**Your instructions**
Search the data for the word "Exercises". Reproduce every line where it is found.

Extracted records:
________________

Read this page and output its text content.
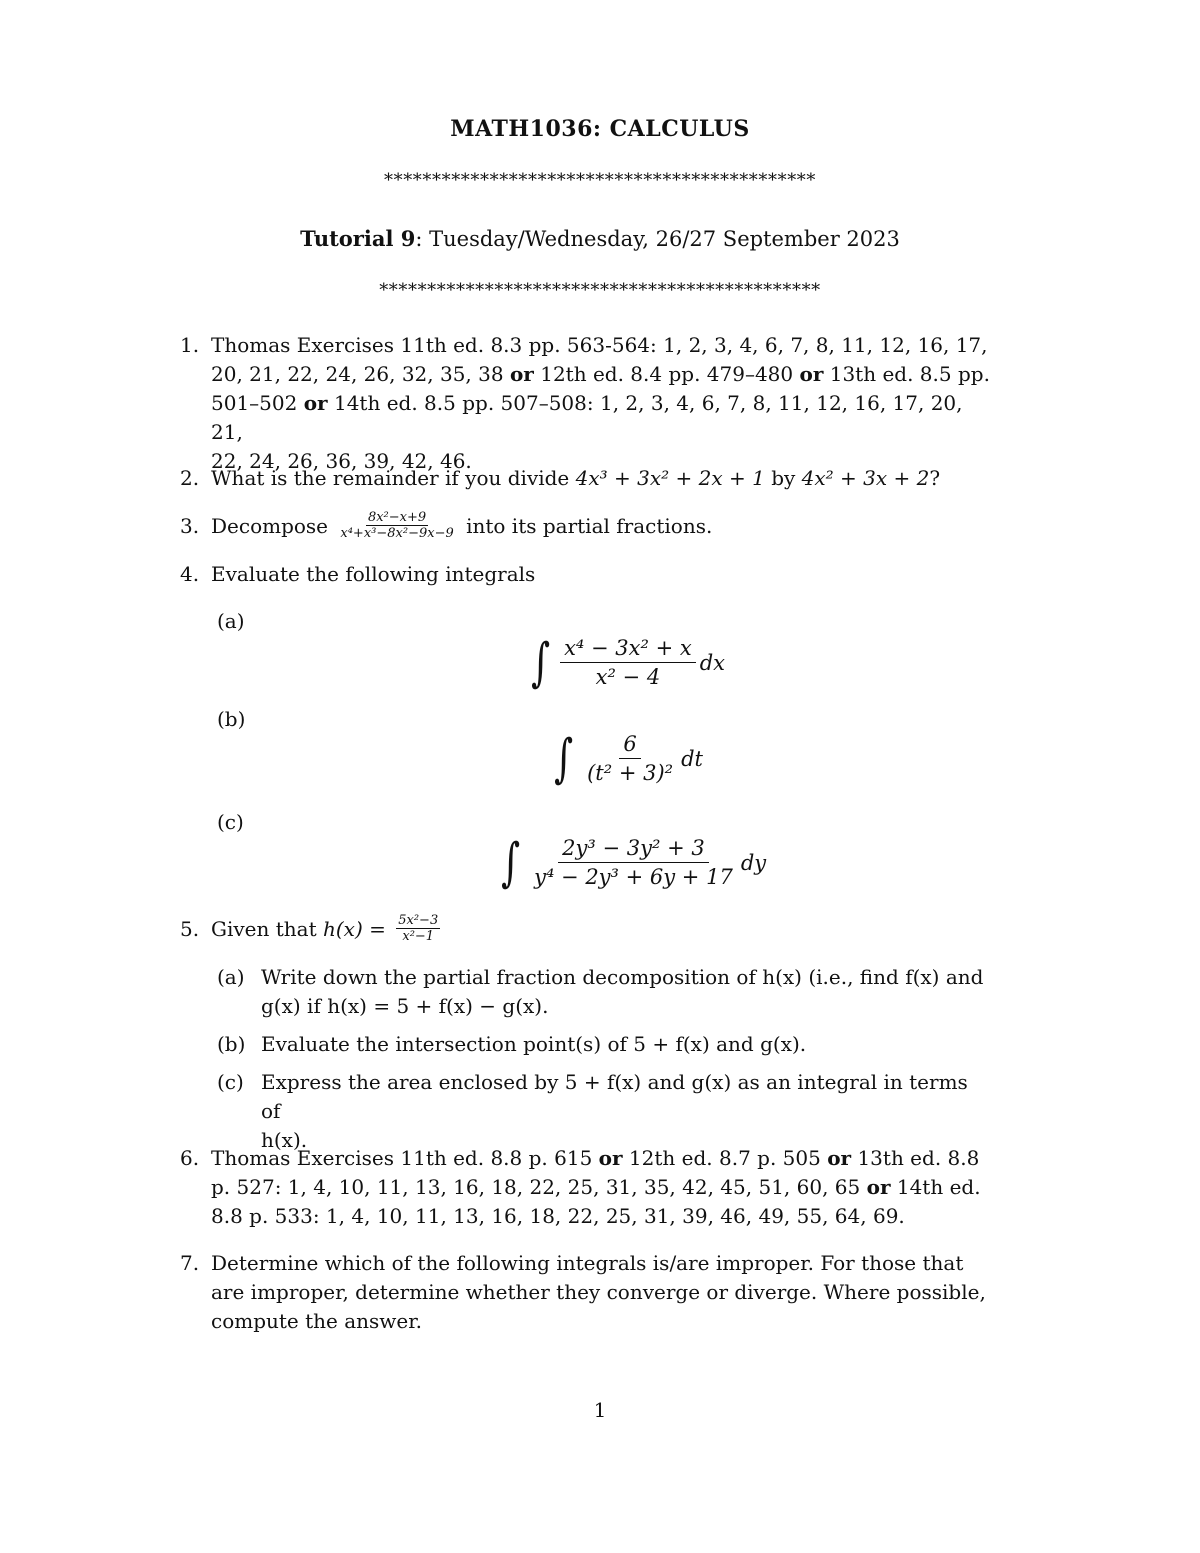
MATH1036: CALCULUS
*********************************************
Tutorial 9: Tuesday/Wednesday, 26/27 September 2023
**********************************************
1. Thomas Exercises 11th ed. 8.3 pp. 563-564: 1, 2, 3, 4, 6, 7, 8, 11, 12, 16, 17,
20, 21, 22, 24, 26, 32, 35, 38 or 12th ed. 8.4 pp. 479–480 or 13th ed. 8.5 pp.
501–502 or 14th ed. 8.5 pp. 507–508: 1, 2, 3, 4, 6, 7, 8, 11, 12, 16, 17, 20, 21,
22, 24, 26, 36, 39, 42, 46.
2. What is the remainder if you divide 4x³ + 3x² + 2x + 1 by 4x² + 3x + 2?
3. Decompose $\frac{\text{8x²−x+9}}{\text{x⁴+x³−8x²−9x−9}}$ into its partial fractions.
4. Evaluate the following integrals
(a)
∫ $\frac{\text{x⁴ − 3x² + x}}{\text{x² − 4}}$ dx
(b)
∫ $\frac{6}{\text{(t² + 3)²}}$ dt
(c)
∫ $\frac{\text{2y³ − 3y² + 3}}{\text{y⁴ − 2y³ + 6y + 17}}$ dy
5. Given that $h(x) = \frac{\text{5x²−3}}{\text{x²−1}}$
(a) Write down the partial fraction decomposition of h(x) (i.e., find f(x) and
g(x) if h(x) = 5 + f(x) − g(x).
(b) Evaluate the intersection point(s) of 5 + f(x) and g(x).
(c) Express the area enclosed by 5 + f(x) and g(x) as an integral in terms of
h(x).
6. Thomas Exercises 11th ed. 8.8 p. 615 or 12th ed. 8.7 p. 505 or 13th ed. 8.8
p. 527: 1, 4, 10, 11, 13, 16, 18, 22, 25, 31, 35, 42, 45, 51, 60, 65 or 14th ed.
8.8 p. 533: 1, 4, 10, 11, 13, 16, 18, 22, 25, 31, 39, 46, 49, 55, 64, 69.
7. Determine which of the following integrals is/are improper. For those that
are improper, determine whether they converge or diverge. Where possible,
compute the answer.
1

________________

**Task response**
1. Thomas Exercises 11th ed. 8.3 pp. 563-564: 1, 2, 3, 4, 6, 7, 8, 11, 12, 16, 17,
6. Thomas Exercises 11th ed. 8.8 p. 615 or 12th ed. 8.7 p. 505 or 13th ed. 8.8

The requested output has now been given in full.